━━ Data supplied
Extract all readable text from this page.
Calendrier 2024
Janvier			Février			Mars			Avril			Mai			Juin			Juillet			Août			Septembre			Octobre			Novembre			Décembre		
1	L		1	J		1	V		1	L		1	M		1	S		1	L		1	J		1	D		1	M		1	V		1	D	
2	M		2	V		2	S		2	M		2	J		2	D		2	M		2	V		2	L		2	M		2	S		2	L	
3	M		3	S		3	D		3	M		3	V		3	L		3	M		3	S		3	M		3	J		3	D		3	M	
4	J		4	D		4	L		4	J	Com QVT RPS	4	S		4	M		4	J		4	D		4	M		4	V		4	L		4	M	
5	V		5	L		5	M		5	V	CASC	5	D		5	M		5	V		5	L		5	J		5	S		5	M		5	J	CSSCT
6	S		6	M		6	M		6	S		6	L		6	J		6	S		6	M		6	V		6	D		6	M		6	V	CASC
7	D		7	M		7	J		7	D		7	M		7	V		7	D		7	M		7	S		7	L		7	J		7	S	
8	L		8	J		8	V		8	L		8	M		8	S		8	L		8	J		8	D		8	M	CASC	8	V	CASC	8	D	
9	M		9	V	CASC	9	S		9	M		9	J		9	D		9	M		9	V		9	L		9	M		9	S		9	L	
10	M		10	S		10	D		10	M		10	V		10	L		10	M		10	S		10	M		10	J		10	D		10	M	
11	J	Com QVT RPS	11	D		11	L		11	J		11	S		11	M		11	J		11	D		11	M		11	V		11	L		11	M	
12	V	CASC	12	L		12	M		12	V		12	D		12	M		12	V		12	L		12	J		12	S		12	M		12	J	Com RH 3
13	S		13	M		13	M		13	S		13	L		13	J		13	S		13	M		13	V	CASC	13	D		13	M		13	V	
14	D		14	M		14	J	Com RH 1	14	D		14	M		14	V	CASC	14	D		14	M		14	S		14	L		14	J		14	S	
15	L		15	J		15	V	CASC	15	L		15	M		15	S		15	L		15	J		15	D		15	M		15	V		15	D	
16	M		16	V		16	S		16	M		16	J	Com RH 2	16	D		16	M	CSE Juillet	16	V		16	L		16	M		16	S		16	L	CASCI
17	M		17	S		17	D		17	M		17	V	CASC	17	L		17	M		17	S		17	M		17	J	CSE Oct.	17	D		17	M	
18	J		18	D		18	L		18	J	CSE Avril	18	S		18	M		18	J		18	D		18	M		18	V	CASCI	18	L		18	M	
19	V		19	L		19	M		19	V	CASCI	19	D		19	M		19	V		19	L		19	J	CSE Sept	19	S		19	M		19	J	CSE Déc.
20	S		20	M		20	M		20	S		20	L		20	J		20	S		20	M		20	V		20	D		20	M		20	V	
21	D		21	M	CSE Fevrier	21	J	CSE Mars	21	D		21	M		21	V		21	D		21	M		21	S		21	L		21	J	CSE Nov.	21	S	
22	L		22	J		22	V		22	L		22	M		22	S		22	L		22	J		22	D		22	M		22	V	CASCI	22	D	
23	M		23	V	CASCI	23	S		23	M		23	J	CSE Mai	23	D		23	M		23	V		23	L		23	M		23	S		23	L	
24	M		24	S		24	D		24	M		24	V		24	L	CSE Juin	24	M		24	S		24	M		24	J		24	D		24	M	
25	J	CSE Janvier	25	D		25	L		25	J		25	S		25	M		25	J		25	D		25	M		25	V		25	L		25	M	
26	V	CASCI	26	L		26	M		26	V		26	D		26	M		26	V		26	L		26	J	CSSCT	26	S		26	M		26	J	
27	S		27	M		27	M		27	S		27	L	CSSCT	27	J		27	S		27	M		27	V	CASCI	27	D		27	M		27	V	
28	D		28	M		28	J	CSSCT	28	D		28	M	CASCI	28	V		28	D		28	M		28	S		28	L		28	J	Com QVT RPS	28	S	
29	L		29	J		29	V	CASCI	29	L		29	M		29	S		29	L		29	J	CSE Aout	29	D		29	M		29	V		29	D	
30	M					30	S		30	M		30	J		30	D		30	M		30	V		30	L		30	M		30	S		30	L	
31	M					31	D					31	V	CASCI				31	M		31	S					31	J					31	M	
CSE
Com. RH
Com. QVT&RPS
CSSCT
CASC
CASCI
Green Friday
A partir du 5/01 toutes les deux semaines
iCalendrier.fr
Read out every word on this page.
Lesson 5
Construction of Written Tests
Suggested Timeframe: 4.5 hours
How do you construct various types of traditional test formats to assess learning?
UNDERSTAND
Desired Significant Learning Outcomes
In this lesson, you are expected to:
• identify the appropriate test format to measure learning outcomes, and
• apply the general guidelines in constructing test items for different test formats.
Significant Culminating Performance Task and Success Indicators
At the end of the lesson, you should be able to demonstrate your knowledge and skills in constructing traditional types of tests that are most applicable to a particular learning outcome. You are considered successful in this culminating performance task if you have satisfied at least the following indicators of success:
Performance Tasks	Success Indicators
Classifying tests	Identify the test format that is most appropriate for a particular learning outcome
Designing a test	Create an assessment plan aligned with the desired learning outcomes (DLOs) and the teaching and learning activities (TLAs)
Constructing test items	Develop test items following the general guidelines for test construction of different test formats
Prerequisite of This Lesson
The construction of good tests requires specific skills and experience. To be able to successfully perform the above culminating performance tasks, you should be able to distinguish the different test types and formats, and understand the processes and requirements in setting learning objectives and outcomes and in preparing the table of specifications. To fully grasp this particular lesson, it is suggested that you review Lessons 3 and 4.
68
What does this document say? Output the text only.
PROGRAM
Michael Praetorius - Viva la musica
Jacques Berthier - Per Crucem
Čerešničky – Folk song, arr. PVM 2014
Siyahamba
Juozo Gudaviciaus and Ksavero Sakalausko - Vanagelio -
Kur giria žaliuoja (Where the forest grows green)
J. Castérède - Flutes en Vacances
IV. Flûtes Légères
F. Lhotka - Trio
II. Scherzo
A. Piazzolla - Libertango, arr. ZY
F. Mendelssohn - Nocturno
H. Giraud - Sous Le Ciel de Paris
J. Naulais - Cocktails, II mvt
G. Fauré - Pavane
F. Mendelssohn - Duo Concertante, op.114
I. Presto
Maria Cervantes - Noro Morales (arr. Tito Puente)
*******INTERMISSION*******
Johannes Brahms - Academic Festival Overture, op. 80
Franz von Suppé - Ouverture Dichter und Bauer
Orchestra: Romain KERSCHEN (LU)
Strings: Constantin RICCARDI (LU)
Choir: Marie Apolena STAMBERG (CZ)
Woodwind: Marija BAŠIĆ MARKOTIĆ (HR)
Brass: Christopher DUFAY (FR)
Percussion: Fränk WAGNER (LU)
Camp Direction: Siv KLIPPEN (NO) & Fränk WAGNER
━━━━
_Task instructions_:
Going through the lines above one by one, tally those with the word "general" and give only the total.

_Exercise result_:
2